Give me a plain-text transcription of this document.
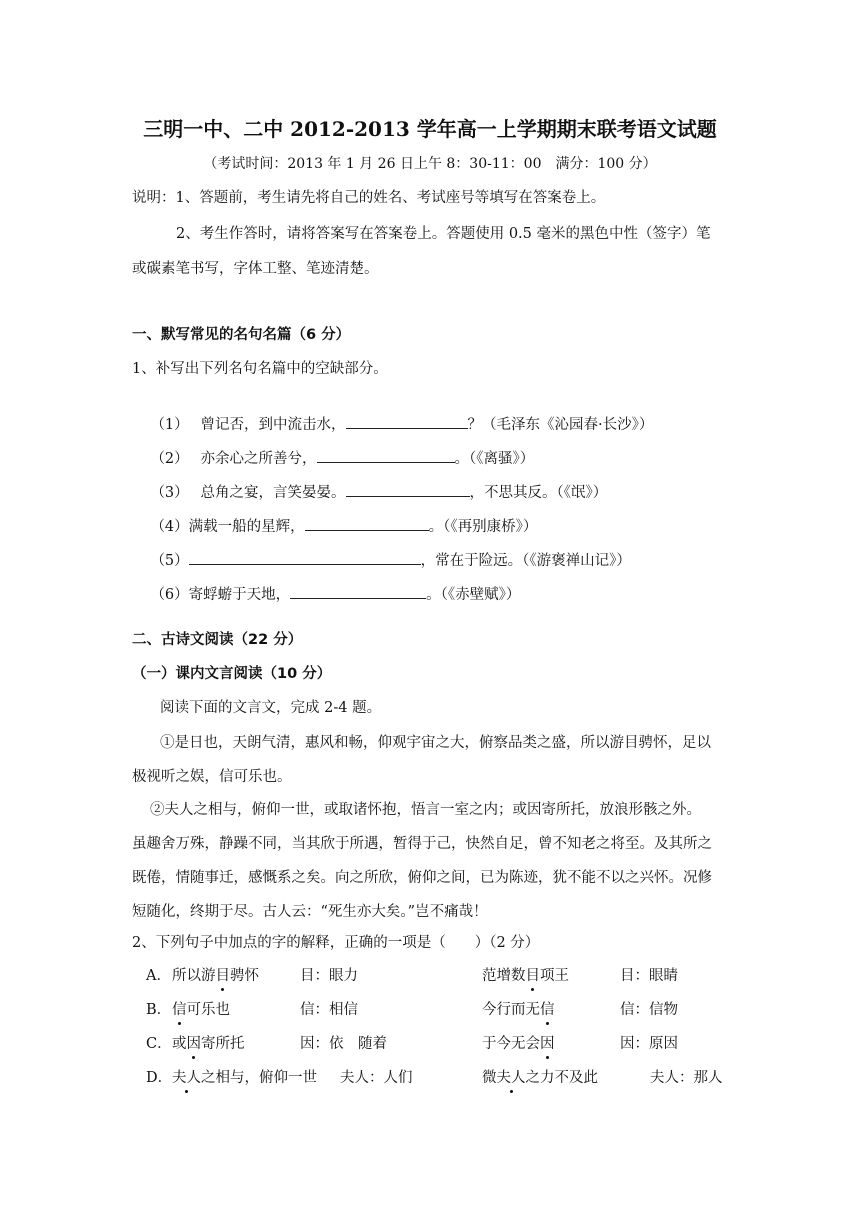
三明一中、二中 2012-2013 学年高一上学期期末联考语文试题
（考试时间：2013 年 1 月 26 日上午 8：30-11：00　满分：100 分）
说明：1、答题前，考生请先将自己的姓名、考试座号等填写在答案卷上。
2、考生作答时，请将答案写在答案卷上。答题使用 0.5 毫米的黑色中性（签字）笔
或碳素笔书写，字体工整、笔迹清楚。
一、默写常见的名句名篇（6 分）
1、补写出下列名句名篇中的空缺部分。

（1）　 曾记否，到中流击水，	？（毛泽东《沁园春·长沙》）

（2）　 亦余心之所善兮，	。（《离骚》）

（3）　 总角之宴，言笑晏晏。	，不思其反。（《氓》）

（4）满载一船的星辉，	。（《再别康桥》）

（5）	，常在于险远。（《游褒禅山记》）

（6）寄蜉蝣于天地，	。（《赤壁赋》）

二、古诗文阅读（22 分）
（一）课内文言阅读（10 分）
阅读下面的文言文，完成 2-4 题。
①是日也，天朗气清，惠风和畅，仰观宇宙之大，俯察品类之盛，所以游目骋怀，足以
极视听之娱，信可乐也。
②夫人之相与，俯仰一世，或取诸怀抱，悟言一室之内；或因寄所托，放浪形骸之外。
虽趣舍万殊，静躁不同，当其欣于所遇，暂得于己，快然自足，曾不知老之将至。及其所之
既倦，情随事迁，感慨系之矣。向之所欣，俯仰之间，已为陈迹，犹不能不以之兴怀。况修
短随化，终期于尽。古人云：“死生亦大矣。”岂不痛哉！
2、下列句子中加点的字的解释，正确的一项是（　　）（2 分）
A． 所以游目骋怀	目：眼力	范增数目项王	目：眼睛
B． 信可乐也	信：相信	今行而无信	信：信物
C． 或因寄所托	因：依　随着	于今无会因	因：原因
D． 夫人之相与，俯仰一世 夫人：人们	微夫人之力不及此	夫人：那人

:: What to do ::
All entries must be written out again exactly as given, with no pictures in the copy.

:: Written reply ::
Give me a plain-text transcription of this document.
三明一中、二中 2012-2013 学年高一上学期期末联考语文试题
（考试时间：2013 年 1 月 26 日上午 8：30-11：00　满分：100 分）
说明：1、答题前，考生请先将自己的姓名、考试座号等填写在答案卷上。
2、考生作答时，请将答案写在答案卷上。答题使用 0.5 毫米的黑色中性（签字）笔
或碳素笔书写，字体工整、笔迹清楚。
一、默写常见的名句名篇（6 分）
1、补写出下列名句名篇中的空缺部分。

（1）　 曾记否，到中流击水，	？（毛泽东《沁园春·长沙》）

（2）　 亦余心之所善兮，	。（《离骚》）

（3）　 总角之宴，言笑晏晏。	，不思其反。（《氓》）

（4）满载一船的星辉，	。（《再别康桥》）

（5）	，常在于险远。（《游褒禅山记》）

（6）寄蜉蝣于天地，	。（《赤壁赋》）

二、古诗文阅读（22 分）
（一）课内文言阅读（10 分）
阅读下面的文言文，完成 2-4 题。
①是日也，天朗气清，惠风和畅，仰观宇宙之大，俯察品类之盛，所以游目骋怀，足以
极视听之娱，信可乐也。
②夫人之相与，俯仰一世，或取诸怀抱，悟言一室之内；或因寄所托，放浪形骸之外。
虽趣舍万殊，静躁不同，当其欣于所遇，暂得于己，快然自足，曾不知老之将至。及其所之
既倦，情随事迁，感慨系之矣。向之所欣，俯仰之间，已为陈迹，犹不能不以之兴怀。况修
短随化，终期于尽。古人云：“死生亦大矣。”岂不痛哉！
2、下列句子中加点的字的解释，正确的一项是（　　）（2 分）
A． 所以游目骋怀	目：眼力	范增数目项王	目：眼睛
B． 信可乐也	信：相信	今行而无信	信：信物
C． 或因寄所托	因：依　随着	于今无会因	因：原因
D． 夫人之相与，俯仰一世 夫人：人们	微夫人之力不及此	夫人：那人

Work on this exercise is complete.